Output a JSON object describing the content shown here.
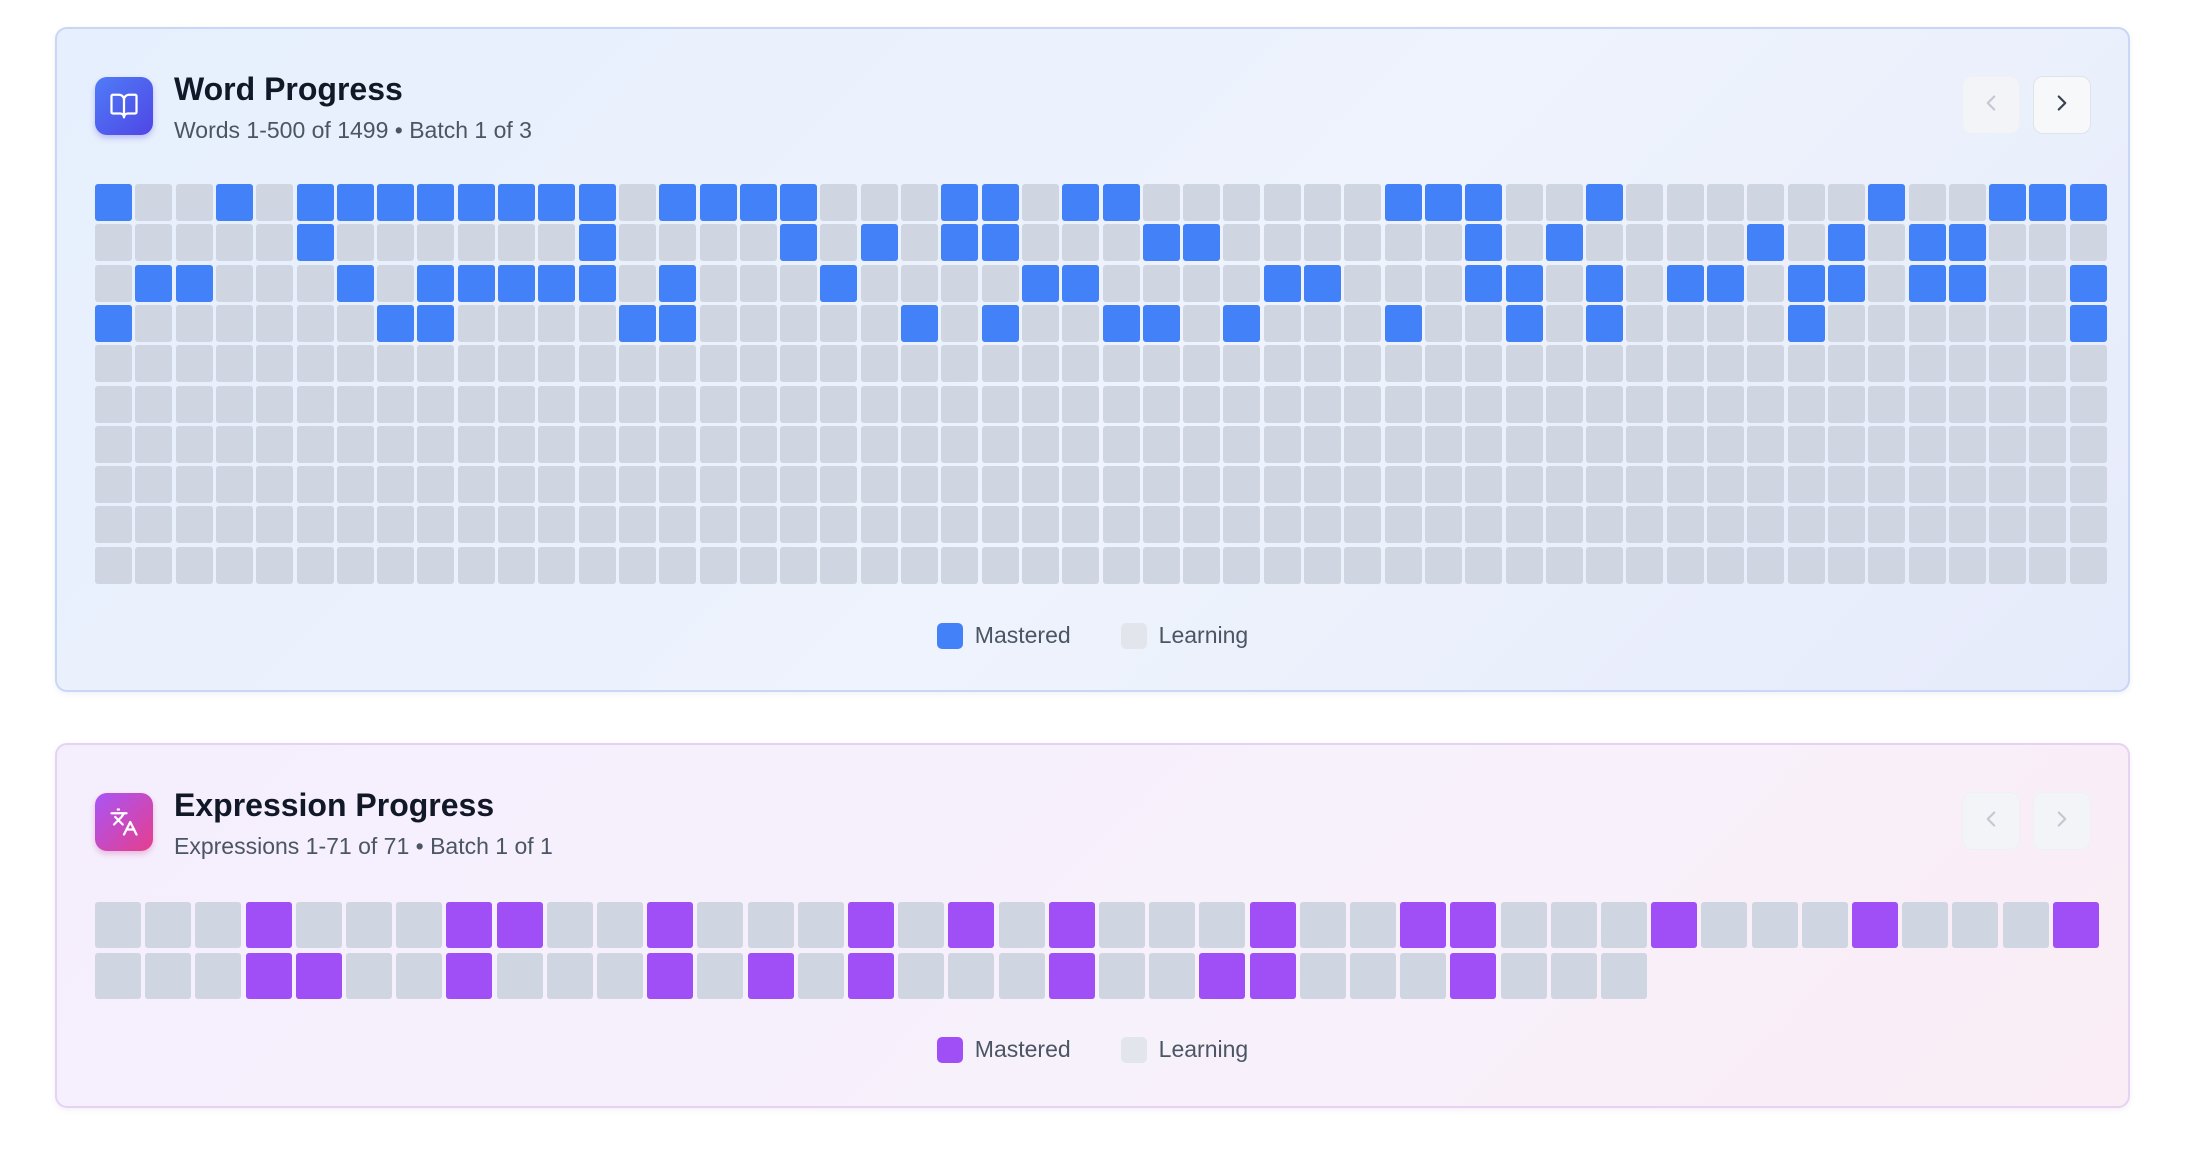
{
  "colors": {
    "word_mastered": "#4281f8",
    "expression_mastered": "#a04ff7",
    "learning": "#cfd6e2"
  },
  "word_progress": {
    "icon": "open-book-icon",
    "title": "Word Progress",
    "subtitle": "Words 1-500 of 1499 • Batch 1 of 3",
    "prev_enabled": false,
    "next_enabled": true,
    "columns": 50,
    "rows": [
      "10010111111110111100011011000000111001000000100111",
      "00000100000010000101011000110000001010000101011000",
      "01100010111110100010000110000110001101011011011001",
      "10000001100001100000101001101000100101000010000001",
      "00000000000000000000000000000000000000000000000000",
      "00000000000000000000000000000000000000000000000000",
      "00000000000000000000000000000000000000000000000000",
      "00000000000000000000000000000000000000000000000000",
      "00000000000000000000000000000000000000000000000000",
      "00000000000000000000000000000000000000000000000000"
    ],
    "legend": {
      "mastered": "Mastered",
      "learning": "Learning"
    }
  },
  "expression_progress": {
    "icon": "translate-icon",
    "title": "Expression Progress",
    "subtitle": "Expressions 1-71 of 71 • Batch 1 of 1",
    "prev_enabled": false,
    "next_enabled": false,
    "columns": 40,
    "rows": [
      "0001000110010001010100010011000100010001",
      "0001100100010101000100110001000"
    ],
    "legend": {
      "mastered": "Mastered",
      "learning": "Learning"
    }
  }
}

Requirement:
Gather up every line from the listing above in which the word "icon" occurs.

Full output:
    "icon": "open-book-icon",
    "icon": "translate-icon",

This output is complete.